# Given data
--- Start ---

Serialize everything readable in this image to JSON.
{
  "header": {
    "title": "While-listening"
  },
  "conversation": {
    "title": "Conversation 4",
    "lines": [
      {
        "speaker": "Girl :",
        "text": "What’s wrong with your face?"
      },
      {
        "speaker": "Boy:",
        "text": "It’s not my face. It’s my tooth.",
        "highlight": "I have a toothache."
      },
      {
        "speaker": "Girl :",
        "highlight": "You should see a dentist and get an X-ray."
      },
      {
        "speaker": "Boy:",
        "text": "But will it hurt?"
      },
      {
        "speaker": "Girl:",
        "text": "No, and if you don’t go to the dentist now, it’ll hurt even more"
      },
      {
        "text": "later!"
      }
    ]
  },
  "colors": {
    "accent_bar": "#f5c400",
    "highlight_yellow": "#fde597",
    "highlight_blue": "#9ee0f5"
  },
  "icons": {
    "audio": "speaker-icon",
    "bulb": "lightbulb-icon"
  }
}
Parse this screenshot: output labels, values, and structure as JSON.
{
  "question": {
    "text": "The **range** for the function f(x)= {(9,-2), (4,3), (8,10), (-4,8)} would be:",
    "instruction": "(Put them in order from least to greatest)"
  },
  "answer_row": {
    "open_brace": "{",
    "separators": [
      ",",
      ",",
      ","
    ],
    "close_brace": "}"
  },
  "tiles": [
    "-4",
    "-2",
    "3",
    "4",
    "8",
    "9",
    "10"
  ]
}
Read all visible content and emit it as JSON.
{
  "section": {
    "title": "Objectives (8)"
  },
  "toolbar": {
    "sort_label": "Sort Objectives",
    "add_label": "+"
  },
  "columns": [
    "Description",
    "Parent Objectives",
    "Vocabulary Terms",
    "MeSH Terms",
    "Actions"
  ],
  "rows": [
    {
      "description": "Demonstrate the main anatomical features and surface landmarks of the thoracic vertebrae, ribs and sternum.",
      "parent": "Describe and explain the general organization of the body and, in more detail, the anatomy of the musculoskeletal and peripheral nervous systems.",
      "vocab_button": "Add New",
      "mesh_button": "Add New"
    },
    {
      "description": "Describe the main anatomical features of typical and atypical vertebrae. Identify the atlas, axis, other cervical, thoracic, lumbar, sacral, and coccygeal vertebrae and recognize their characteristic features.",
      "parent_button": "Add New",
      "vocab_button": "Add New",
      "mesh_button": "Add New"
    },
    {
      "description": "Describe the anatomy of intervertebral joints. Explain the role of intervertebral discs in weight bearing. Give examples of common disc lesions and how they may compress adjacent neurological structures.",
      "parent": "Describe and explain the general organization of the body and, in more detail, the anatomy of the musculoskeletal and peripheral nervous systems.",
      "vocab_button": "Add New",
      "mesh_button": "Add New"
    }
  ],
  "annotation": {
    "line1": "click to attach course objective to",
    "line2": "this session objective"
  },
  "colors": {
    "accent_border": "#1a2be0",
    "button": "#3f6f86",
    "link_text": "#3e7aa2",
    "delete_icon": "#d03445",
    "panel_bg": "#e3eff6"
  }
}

--- End ---

# Work to complete
Show every line in the entries where the string "JSON" occurs.

# Task answer
Serialize everything readable in this image to JSON.
Parse this screenshot: output labels, values, and structure as JSON.
Read all visible content and emit it as JSON.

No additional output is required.